TASK INSTRUCTIONS: Your task is to copy every line of the entries that contains "social".

[BEGIN SUPPLIED DATA]

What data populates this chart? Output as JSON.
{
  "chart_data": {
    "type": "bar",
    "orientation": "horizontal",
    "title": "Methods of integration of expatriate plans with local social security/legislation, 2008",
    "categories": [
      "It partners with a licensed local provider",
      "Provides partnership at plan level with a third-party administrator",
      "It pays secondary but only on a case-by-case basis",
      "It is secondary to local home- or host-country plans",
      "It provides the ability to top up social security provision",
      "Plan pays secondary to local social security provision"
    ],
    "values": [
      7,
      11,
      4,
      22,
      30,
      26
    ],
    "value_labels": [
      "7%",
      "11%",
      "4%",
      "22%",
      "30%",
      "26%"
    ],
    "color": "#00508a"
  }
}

[END SUPPLIED DATA]

RESULT OF THIS TASK:
    "title": "Methods of integration of expatriate plans with local social security/legislation, 2008",
      "It provides the ability to top up social security provision",
      "Plan pays secondary to local social security provision"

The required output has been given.